- _What the exercise asks_:
Leave out the pictures and copy each record below exactly.

-------------------------

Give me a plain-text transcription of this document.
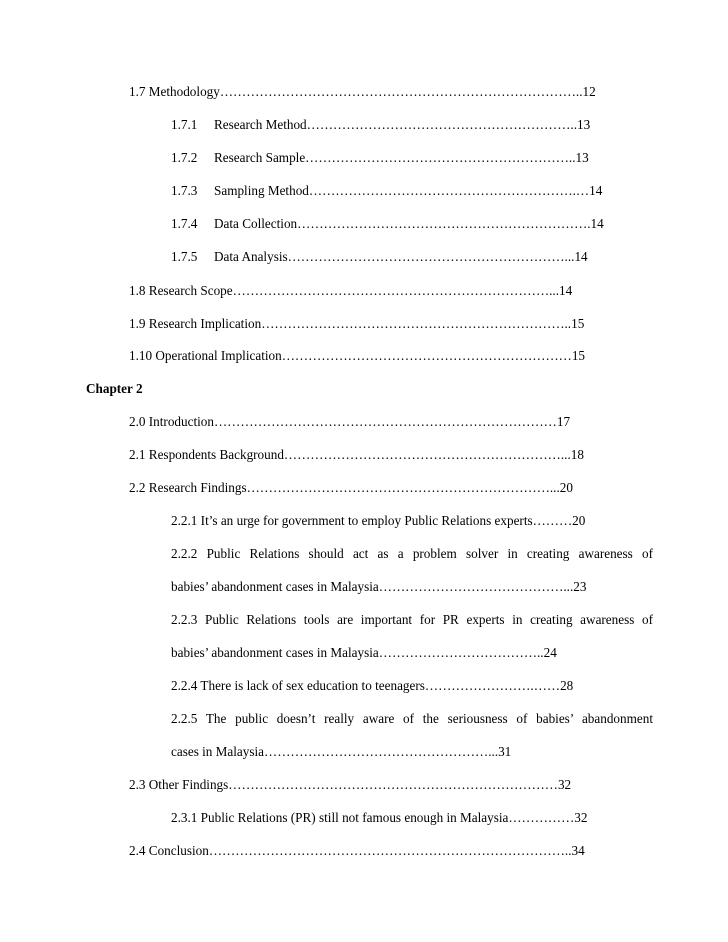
1.7 Methodology………………………………………………………………………..12
1.7.1 Research Method……………………………………………………..13
1.7.2 Research Sample……………………………………………………..13
1.7.3 Sampling Method…………………………………………………….…14
1.7.4 Data Collection………………………………………………………….14
1.7.5 Data Analysis………………………………………………………...14
1.8 Research Scope………………………………………………………………...14
1.9 Research Implication……………………………………………………………..15
1.10 Operational Implication…………………………………………………………15
Chapter 2
2.0 Introduction……………………………………………………………………17
2.1 Respondents Background………………………………………………………...18
2.2 Research Findings……………………………………………………………...20
2.2.1 It’s an urge for government to employ Public Relations experts………20
2.2.2 Public Relations should act as a problem solver in creating awareness of
babies’ abandonment cases in Malaysia……………………………………...23
2.2.3 Public Relations tools are important for PR experts in creating awareness of
babies’ abandonment cases in Malaysia………………………………..24
2.2.4 There is lack of sex education to teenagers…………………….……28
2.2.5 The public doesn’t really aware of the seriousness of babies’ abandonment
cases in Malaysia……………………………………………...31
2.3 Other Findings…………………………………………………………………32
2.3.1 Public Relations (PR) still not famous enough in Malaysia……………32
2.4 Conclusion………………………………………………………………………..34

-------------------------

- _The output_:
Give me a plain-text transcription of this document.
1.7 Methodology………………………………………………………………………..12
1.7.1 Research Method……………………………………………………..13
1.7.2 Research Sample……………………………………………………..13
1.7.3 Sampling Method…………………………………………………….…14
1.7.4 Data Collection………………………………………………………….14
1.7.5 Data Analysis………………………………………………………...14
1.8 Research Scope………………………………………………………………...14
1.9 Research Implication……………………………………………………………..15
1.10 Operational Implication…………………………………………………………15
Chapter 2
2.0 Introduction……………………………………………………………………17
2.1 Respondents Background………………………………………………………...18
2.2 Research Findings……………………………………………………………...20
2.2.1 It’s an urge for government to employ Public Relations experts………20
2.2.2 Public Relations should act as a problem solver in creating awareness of
babies’ abandonment cases in Malaysia……………………………………...23
2.2.3 Public Relations tools are important for PR experts in creating awareness of
babies’ abandonment cases in Malaysia………………………………..24
2.2.4 There is lack of sex education to teenagers…………………….……28
2.2.5 The public doesn’t really aware of the seriousness of babies’ abandonment
cases in Malaysia……………………………………………...31
2.3 Other Findings…………………………………………………………………32
2.3.1 Public Relations (PR) still not famous enough in Malaysia……………32
2.4 Conclusion………………………………………………………………………..34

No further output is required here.